--- begin Dataset records ---
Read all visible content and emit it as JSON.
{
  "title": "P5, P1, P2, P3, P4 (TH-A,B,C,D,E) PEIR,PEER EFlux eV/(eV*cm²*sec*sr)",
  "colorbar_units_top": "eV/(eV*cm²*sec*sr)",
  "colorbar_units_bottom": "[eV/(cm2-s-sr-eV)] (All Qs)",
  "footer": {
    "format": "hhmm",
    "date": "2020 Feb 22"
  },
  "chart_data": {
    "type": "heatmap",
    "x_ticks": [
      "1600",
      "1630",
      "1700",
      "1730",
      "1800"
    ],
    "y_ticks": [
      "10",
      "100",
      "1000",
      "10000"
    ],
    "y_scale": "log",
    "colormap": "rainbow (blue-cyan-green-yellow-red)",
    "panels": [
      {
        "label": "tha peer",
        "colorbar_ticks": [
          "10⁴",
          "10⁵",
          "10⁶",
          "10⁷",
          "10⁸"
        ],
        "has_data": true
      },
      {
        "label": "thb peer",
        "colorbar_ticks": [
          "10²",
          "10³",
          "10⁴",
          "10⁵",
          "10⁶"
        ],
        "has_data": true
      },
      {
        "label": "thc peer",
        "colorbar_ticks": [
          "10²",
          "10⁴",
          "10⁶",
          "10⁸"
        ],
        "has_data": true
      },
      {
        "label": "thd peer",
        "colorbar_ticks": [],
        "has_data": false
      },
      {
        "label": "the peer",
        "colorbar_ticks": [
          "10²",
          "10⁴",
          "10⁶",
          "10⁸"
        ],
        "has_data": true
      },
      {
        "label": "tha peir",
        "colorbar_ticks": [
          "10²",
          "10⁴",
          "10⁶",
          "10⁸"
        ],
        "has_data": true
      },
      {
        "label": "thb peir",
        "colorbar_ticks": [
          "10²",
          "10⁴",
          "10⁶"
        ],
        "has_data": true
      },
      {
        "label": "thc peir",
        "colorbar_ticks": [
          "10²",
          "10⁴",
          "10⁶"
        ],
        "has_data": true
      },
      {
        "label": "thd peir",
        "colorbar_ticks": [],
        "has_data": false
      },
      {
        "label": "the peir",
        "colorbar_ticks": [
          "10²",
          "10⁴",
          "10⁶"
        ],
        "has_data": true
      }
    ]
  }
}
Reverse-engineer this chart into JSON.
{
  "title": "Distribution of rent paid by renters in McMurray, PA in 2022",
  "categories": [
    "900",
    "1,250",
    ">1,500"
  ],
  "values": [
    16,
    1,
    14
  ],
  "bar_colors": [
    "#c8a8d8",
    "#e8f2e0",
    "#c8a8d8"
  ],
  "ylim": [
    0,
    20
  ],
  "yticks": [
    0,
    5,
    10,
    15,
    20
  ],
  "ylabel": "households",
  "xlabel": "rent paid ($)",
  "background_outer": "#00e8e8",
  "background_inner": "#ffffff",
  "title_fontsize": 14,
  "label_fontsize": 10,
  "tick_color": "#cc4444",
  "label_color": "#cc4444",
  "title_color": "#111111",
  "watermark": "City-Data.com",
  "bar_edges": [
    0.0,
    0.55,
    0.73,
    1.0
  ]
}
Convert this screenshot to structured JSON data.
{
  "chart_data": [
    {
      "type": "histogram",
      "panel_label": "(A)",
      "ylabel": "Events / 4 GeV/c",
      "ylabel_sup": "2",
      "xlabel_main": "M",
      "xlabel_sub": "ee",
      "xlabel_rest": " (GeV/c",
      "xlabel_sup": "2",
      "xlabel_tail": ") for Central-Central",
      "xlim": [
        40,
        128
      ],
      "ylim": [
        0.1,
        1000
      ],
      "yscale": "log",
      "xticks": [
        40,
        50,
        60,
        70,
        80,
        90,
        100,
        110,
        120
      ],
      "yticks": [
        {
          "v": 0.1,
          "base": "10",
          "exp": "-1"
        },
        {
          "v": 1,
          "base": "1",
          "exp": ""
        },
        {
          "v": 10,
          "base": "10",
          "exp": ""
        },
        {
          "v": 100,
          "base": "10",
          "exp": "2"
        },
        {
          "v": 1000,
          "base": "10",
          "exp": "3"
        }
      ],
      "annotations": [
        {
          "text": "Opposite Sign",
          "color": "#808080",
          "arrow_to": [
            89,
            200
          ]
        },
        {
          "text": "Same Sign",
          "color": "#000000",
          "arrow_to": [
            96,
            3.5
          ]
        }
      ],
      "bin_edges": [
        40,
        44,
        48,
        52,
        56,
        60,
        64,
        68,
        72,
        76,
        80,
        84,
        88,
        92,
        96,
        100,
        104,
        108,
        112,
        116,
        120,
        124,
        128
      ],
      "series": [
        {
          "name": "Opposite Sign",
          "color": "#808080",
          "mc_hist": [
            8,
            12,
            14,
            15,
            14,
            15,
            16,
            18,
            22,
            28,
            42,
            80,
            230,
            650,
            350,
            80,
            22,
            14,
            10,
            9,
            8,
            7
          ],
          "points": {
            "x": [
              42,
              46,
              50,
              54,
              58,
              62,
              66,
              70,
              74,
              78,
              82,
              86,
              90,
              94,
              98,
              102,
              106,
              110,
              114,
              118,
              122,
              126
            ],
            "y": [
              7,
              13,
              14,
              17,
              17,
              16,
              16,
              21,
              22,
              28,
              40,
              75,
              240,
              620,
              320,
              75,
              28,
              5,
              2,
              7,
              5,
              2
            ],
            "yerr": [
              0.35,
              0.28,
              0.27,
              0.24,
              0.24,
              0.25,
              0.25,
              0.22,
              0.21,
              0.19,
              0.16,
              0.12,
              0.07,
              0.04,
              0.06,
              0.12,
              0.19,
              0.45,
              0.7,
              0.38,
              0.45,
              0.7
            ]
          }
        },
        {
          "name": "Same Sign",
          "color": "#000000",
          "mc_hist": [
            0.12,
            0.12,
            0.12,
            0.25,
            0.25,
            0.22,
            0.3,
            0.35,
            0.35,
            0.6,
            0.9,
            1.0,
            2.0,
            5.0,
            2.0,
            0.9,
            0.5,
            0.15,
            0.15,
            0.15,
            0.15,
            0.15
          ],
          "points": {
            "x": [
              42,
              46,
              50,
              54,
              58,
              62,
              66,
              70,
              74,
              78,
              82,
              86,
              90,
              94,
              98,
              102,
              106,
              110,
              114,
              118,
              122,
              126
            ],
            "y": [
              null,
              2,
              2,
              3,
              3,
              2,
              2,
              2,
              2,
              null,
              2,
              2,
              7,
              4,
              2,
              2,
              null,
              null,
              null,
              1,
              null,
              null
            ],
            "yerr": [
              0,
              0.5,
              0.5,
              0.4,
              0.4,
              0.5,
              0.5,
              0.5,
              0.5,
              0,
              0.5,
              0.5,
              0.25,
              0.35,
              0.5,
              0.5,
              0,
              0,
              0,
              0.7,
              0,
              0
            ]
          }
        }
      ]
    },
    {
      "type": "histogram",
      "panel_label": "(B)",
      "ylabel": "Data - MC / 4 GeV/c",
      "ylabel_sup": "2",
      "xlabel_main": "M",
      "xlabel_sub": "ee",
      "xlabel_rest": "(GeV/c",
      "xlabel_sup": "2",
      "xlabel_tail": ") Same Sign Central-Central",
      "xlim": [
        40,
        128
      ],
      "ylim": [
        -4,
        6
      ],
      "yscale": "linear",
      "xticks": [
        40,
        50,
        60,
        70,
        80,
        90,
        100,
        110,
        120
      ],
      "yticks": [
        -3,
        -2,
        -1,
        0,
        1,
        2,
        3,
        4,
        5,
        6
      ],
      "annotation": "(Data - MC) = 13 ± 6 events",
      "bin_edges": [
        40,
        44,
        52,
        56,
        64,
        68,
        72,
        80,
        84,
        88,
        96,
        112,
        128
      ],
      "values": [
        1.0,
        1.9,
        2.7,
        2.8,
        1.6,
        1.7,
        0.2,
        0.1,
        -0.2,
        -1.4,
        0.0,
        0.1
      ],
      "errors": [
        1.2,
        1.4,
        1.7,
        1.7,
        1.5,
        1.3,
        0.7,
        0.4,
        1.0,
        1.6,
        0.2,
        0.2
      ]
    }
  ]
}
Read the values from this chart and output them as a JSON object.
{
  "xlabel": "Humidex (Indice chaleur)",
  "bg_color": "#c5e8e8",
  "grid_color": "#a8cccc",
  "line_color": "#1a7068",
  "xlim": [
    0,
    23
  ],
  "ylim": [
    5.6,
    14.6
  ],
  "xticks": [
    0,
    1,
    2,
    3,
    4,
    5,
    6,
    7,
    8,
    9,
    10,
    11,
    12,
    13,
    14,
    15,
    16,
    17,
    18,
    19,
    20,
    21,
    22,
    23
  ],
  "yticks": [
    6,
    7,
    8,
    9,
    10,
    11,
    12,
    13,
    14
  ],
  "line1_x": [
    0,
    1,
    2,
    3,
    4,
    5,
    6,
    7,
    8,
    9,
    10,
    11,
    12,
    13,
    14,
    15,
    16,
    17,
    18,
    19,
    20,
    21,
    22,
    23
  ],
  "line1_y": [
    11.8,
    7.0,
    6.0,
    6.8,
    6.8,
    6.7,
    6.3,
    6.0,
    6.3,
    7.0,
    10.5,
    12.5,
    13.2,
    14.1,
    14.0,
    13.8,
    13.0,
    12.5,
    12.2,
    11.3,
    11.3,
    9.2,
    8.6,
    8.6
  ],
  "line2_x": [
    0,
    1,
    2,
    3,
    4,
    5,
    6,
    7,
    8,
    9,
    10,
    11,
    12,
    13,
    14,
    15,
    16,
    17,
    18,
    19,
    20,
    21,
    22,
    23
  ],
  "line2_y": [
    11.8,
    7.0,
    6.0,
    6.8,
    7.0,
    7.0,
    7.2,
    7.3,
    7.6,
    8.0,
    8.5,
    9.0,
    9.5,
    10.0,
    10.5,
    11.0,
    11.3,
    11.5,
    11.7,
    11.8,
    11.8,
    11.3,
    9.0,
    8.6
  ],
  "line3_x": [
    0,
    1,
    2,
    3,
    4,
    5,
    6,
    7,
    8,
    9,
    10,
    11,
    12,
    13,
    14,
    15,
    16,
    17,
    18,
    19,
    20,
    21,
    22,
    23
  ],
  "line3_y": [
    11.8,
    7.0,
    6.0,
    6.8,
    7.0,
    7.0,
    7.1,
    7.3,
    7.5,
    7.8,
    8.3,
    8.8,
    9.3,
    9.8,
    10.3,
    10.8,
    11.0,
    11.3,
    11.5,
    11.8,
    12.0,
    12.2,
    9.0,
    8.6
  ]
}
--- end Dataset records ---
-- What you need to do --
Pull every line containing "Read" from the material above.

-- Task output --
Read all visible content and emit it as JSON.
Read the values from this chart and output them as a JSON object.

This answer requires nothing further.